DIRECTIONS
Copy each line exactly. Drop every picture.

────────

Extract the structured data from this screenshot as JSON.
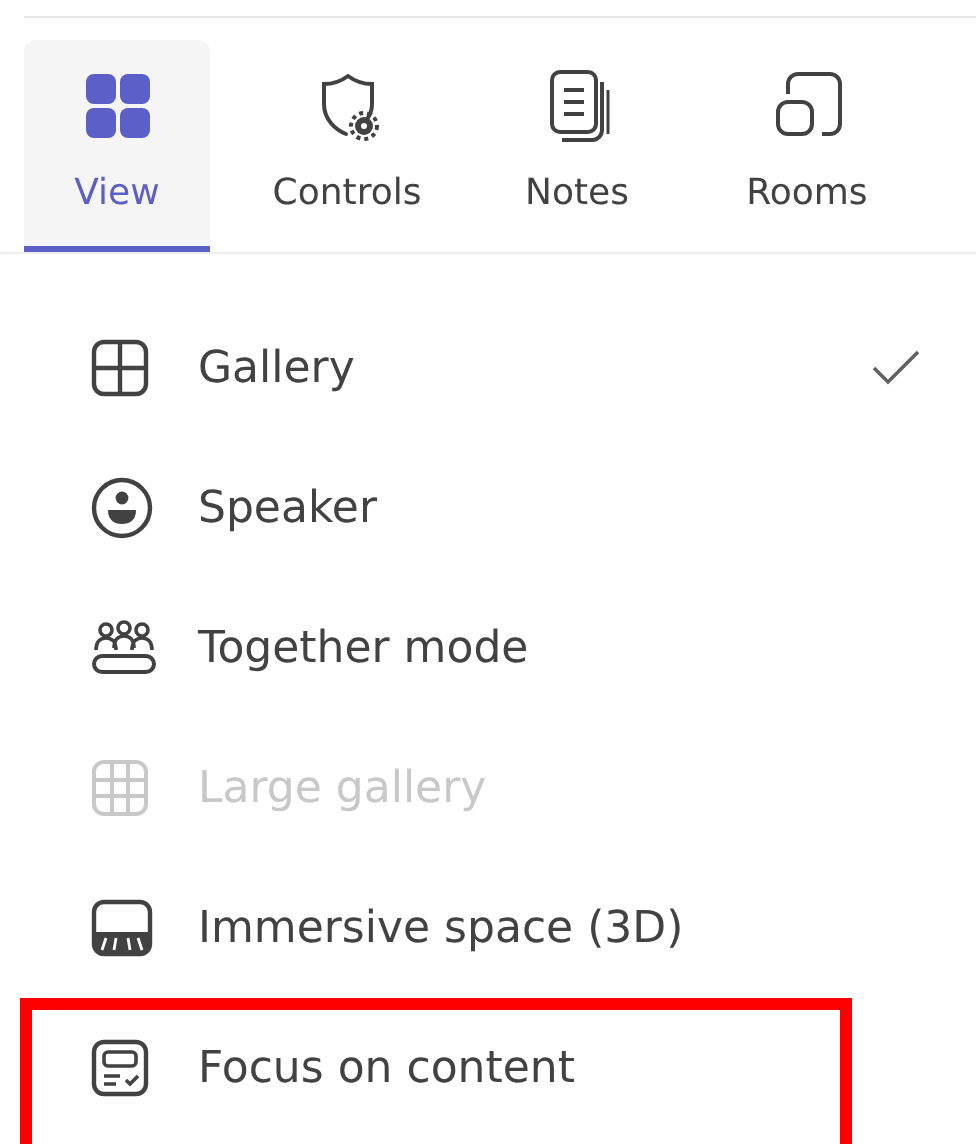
{
  "tabs": [
    {
      "label": "View",
      "selected": true
    },
    {
      "label": "Controls",
      "selected": false
    },
    {
      "label": "Notes",
      "selected": false
    },
    {
      "label": "Rooms",
      "selected": false
    }
  ],
  "menu": {
    "items": [
      {
        "label": "Gallery",
        "selected": true,
        "disabled": false,
        "highlighted": false
      },
      {
        "label": "Speaker",
        "selected": false,
        "disabled": false,
        "highlighted": false
      },
      {
        "label": "Together mode",
        "selected": false,
        "disabled": false,
        "highlighted": false
      },
      {
        "label": "Large gallery",
        "selected": false,
        "disabled": true,
        "highlighted": false
      },
      {
        "label": "Immersive space (3D)",
        "selected": false,
        "disabled": false,
        "highlighted": false
      },
      {
        "label": "Focus on content",
        "selected": false,
        "disabled": false,
        "highlighted": true
      }
    ]
  }
}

────────

PROBLEM SOLUTION
Extract the structured data from this screenshot as JSON.
{
  "tabs": [
    {
      "label": "View",
      "selected": true
    },
    {
      "label": "Controls",
      "selected": false
    },
    {
      "label": "Notes",
      "selected": false
    },
    {
      "label": "Rooms",
      "selected": false
    }
  ],
  "menu": {
    "items": [
      {
        "label": "Gallery",
        "selected": true,
        "disabled": false,
        "highlighted": false
      },
      {
        "label": "Speaker",
        "selected": false,
        "disabled": false,
        "highlighted": false
      },
      {
        "label": "Together mode",
        "selected": false,
        "disabled": false,
        "highlighted": false
      },
      {
        "label": "Large gallery",
        "selected": false,
        "disabled": true,
        "highlighted": false
      },
      {
        "label": "Immersive space (3D)",
        "selected": false,
        "disabled": false,
        "highlighted": false
      },
      {
        "label": "Focus on content",
        "selected": false,
        "disabled": false,
        "highlighted": true
      }
    ]
  }
}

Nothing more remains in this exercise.